+++ Dataset excerpts +++
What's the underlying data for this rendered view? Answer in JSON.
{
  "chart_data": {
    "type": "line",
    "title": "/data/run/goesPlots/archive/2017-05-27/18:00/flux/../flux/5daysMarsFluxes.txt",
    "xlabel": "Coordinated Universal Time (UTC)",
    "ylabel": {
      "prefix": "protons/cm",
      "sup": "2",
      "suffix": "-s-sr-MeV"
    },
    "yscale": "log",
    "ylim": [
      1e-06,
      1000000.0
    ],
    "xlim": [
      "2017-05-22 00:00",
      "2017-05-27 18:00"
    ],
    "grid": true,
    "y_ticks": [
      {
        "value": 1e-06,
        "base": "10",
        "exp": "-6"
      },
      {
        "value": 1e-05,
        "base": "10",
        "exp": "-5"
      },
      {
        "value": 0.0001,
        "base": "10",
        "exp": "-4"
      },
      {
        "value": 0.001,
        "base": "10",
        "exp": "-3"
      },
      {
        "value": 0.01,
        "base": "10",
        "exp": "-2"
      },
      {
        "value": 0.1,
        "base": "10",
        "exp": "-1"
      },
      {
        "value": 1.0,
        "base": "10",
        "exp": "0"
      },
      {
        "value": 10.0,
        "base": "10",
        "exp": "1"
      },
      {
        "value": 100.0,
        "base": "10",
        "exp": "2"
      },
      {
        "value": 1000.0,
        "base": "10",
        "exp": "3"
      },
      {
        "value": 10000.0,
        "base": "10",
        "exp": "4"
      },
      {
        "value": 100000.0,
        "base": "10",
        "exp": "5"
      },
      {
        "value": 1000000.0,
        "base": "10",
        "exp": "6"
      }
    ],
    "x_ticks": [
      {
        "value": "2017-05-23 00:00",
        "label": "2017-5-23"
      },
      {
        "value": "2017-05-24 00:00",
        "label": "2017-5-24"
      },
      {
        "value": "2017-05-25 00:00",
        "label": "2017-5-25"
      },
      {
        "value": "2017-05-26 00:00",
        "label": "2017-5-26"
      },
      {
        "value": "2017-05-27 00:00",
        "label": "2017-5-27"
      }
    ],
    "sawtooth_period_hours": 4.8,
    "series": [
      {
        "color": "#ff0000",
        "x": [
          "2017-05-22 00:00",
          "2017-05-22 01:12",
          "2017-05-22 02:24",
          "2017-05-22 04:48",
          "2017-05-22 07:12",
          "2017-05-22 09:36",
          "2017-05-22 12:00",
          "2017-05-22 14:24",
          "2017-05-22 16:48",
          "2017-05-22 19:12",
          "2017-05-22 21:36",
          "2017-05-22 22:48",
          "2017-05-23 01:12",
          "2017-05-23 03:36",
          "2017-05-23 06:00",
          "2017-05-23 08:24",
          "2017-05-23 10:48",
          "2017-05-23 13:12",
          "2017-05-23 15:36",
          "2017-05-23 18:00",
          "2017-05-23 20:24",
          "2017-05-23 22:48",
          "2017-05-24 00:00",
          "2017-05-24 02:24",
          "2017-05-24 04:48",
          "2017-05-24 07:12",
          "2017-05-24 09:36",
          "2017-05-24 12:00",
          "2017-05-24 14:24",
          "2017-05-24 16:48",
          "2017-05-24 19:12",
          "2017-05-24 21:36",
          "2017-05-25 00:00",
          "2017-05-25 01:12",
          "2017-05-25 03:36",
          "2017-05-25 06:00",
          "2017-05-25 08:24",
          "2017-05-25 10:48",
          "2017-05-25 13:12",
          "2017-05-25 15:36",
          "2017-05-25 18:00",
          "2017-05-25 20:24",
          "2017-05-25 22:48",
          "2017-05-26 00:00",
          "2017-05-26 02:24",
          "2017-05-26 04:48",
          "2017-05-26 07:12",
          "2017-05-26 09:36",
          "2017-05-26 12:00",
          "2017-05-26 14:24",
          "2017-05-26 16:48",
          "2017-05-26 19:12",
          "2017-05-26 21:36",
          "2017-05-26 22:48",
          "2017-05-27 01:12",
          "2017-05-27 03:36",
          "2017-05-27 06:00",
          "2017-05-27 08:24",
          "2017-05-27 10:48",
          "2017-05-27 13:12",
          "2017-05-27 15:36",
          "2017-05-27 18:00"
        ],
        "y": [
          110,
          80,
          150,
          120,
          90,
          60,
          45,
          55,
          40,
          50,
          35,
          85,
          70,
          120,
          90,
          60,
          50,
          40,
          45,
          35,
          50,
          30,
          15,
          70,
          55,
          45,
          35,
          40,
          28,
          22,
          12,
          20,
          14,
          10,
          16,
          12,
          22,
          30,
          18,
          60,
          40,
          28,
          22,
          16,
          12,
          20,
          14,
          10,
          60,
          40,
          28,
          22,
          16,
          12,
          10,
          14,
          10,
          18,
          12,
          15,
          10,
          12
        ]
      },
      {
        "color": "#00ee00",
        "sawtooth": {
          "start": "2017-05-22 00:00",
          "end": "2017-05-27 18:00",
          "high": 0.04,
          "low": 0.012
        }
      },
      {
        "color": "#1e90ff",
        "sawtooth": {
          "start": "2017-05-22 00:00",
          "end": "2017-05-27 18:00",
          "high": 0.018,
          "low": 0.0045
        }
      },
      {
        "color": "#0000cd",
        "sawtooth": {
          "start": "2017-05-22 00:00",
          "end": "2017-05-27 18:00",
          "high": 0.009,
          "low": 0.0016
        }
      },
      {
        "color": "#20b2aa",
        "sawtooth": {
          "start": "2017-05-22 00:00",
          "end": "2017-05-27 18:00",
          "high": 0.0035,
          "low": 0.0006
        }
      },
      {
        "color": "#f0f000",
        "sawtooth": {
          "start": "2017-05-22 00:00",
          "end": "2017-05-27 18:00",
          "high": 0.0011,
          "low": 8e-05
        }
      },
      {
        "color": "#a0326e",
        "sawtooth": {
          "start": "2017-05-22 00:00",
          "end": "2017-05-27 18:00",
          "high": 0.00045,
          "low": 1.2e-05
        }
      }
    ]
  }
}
+++
Aim of the task - Check each line above for "high" and return the ones that have it.

Correct result -
          "high": 0.04,
          "high": 0.018,
          "high": 0.009,
          "high": 0.0035,
          "high": 0.0011,
          "high": 0.00045,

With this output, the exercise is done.